**PROMPT:** Would you write out the entries below, every one of them, exactly?

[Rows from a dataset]
— START —

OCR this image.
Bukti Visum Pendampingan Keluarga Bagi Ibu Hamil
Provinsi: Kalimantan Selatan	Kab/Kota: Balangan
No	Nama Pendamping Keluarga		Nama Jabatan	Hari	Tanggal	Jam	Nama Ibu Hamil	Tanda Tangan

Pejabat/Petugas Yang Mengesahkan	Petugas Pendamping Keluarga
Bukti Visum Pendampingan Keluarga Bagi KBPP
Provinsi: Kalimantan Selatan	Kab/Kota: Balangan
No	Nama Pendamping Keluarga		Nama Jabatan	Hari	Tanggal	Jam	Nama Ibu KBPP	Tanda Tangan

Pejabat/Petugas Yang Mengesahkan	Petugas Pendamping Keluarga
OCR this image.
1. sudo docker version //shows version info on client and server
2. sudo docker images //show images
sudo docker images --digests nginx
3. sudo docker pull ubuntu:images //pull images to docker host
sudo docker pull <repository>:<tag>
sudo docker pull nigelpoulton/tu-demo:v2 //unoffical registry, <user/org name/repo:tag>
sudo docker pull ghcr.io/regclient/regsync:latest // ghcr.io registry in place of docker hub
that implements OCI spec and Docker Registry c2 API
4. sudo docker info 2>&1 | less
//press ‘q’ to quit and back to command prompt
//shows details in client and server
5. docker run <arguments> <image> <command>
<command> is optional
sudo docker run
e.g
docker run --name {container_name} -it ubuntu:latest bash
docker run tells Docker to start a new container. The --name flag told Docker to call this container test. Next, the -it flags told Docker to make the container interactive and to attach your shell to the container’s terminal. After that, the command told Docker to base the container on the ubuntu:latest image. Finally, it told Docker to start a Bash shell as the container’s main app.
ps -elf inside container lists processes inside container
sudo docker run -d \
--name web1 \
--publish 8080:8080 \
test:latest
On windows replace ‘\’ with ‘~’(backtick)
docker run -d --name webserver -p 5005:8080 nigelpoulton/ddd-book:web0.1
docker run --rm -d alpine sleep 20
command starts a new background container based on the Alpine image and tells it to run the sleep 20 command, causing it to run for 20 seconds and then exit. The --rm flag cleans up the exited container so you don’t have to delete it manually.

— END —

**EXERCISE OUTPUT:**
OCR this image.
Bukti Visum Pendampingan Keluarga Bagi Ibu Hamil
Provinsi: Kalimantan Selatan	Kab/Kota: Balangan
No	Nama Pendamping Keluarga		Nama Jabatan	Hari	Tanggal	Jam	Nama Ibu Hamil	Tanda Tangan

Pejabat/Petugas Yang Mengesahkan	Petugas Pendamping Keluarga
Bukti Visum Pendampingan Keluarga Bagi KBPP
Provinsi: Kalimantan Selatan	Kab/Kota: Balangan
No	Nama Pendamping Keluarga		Nama Jabatan	Hari	Tanggal	Jam	Nama Ibu KBPP	Tanda Tangan

Pejabat/Petugas Yang Mengesahkan	Petugas Pendamping Keluarga
OCR this image.
1. sudo docker version //shows version info on client and server
2. sudo docker images //show images
sudo docker images --digests nginx
3. sudo docker pull ubuntu:images //pull images to docker host
sudo docker pull <repository>:<tag>
sudo docker pull nigelpoulton/tu-demo:v2 //unoffical registry, <user/org name/repo:tag>
sudo docker pull ghcr.io/regclient/regsync:latest // ghcr.io registry in place of docker hub
that implements OCI spec and Docker Registry c2 API
4. sudo docker info 2>&1 | less
//press ‘q’ to quit and back to command prompt
//shows details in client and server
5. docker run <arguments> <image> <command>
<command> is optional
sudo docker run
e.g
docker run --name {container_name} -it ubuntu:latest bash
docker run tells Docker to start a new container. The --name flag told Docker to call this container test. Next, the -it flags told Docker to make the container interactive and to attach your shell to the container’s terminal. After that, the command told Docker to base the container on the ubuntu:latest image. Finally, it told Docker to start a Bash shell as the container’s main app.
ps -elf inside container lists processes inside container
sudo docker run -d \
--name web1 \
--publish 8080:8080 \
test:latest
On windows replace ‘\’ with ‘~’(backtick)
docker run -d --name webserver -p 5005:8080 nigelpoulton/ddd-book:web0.1
docker run --rm -d alpine sleep 20
command starts a new background container based on the Alpine image and tells it to run the sleep 20 command, causing it to run for 20 seconds and then exit. The --rm flag cleans up the exited container so you don’t have to delete it manually.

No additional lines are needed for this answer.